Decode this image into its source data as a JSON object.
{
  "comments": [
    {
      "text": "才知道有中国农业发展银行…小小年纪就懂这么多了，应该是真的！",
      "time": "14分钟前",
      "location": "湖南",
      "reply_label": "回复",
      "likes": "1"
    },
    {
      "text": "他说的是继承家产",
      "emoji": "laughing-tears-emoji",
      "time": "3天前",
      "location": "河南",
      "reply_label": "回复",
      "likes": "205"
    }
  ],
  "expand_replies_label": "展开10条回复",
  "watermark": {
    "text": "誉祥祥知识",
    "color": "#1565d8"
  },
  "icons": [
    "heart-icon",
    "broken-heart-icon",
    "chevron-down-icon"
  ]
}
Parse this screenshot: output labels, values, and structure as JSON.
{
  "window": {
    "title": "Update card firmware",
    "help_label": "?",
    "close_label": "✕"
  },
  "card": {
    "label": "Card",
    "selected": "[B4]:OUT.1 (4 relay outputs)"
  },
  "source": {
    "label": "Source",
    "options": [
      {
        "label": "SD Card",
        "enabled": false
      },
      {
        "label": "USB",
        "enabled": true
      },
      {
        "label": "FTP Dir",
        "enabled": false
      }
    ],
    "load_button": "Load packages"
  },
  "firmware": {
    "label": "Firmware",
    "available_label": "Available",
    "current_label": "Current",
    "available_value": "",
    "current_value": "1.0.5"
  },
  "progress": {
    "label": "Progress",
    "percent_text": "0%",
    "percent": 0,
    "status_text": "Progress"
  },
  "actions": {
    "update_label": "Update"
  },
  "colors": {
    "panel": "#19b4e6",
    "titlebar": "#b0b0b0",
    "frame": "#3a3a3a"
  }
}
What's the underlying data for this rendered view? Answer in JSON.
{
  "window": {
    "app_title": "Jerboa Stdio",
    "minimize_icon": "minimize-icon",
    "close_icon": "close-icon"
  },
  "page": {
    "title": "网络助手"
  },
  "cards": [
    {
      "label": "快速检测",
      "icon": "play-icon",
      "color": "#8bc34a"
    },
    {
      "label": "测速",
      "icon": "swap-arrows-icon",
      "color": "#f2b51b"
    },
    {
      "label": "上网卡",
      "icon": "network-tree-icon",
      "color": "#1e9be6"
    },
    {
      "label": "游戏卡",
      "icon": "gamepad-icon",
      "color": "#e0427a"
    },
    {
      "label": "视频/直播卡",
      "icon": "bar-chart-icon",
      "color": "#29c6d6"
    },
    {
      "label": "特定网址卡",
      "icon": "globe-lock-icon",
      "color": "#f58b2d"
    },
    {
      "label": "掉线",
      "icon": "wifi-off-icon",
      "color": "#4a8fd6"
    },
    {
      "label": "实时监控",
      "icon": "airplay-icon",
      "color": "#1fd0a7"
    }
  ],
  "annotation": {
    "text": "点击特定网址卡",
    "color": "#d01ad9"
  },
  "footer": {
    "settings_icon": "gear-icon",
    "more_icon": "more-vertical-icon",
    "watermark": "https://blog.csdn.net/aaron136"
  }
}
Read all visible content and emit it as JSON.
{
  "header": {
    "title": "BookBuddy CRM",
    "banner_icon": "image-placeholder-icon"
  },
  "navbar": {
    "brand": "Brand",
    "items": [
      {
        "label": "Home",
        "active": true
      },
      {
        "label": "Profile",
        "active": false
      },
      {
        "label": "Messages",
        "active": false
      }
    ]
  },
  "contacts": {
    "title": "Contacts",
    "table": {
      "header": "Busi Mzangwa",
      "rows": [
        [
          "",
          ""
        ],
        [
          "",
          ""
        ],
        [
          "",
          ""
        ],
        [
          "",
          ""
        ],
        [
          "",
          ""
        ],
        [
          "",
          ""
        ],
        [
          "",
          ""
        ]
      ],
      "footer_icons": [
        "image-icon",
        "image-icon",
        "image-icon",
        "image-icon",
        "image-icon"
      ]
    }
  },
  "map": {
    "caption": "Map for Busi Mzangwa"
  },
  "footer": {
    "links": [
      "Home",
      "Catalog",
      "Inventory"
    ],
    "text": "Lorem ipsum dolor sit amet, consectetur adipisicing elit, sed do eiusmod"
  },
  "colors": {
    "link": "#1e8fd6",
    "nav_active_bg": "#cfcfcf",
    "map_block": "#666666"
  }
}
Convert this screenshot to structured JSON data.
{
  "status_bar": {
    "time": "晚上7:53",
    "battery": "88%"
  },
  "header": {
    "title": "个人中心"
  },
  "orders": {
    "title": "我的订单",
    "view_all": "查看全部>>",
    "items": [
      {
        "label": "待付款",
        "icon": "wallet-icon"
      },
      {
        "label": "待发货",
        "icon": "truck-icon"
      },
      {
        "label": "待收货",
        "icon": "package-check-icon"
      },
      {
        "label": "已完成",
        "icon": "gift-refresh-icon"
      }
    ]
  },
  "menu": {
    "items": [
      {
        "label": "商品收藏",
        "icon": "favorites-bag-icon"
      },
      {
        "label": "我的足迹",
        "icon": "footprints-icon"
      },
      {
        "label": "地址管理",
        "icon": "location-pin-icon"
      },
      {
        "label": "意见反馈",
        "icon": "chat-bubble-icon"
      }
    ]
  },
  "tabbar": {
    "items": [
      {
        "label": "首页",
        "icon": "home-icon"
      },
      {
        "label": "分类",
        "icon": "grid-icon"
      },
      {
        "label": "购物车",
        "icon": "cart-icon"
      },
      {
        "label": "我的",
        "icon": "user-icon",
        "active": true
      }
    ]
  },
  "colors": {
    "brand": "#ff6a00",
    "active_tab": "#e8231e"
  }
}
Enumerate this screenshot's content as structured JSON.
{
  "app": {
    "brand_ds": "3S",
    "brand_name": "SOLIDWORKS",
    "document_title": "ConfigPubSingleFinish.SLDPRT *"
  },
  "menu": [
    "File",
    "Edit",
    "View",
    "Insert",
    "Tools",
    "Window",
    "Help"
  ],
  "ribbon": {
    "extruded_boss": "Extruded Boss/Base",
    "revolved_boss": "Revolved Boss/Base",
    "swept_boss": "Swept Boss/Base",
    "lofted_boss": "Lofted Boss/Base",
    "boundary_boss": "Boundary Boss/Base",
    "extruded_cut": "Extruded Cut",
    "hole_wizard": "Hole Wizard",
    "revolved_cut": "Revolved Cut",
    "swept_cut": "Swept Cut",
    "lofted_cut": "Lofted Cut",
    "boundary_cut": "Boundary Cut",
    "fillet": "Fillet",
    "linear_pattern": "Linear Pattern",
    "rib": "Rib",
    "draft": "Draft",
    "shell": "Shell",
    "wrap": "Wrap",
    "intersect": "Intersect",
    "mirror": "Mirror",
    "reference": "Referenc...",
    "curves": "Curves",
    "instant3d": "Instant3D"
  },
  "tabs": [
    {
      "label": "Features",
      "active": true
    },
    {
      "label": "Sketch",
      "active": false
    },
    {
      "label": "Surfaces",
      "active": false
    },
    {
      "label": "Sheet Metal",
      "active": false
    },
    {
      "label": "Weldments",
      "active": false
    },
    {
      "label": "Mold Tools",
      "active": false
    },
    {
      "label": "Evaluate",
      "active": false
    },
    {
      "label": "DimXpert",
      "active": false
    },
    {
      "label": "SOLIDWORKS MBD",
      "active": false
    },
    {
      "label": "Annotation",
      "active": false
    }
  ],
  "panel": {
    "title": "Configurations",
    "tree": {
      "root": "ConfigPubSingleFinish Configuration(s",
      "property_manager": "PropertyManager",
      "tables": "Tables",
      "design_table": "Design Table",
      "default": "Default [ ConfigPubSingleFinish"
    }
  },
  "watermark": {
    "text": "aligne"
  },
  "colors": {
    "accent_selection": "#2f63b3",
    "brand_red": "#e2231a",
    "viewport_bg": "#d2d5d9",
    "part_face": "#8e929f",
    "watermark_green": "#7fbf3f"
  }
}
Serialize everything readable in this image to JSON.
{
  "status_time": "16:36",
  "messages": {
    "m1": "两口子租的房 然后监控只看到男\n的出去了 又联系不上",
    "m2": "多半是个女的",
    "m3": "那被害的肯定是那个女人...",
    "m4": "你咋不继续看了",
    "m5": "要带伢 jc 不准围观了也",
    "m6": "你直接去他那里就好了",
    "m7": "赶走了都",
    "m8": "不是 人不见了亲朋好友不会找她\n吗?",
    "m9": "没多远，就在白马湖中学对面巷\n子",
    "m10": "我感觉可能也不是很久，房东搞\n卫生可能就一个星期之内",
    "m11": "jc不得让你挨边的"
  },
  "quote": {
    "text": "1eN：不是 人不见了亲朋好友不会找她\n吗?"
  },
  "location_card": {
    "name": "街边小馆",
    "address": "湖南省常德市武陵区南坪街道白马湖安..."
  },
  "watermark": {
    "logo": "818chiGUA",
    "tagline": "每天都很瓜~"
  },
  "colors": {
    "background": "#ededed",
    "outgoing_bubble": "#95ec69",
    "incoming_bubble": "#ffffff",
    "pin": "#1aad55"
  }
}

**Work instructions**. From the listing, tally every line with the word "Base" in it and give only the tally.

**Response**. 5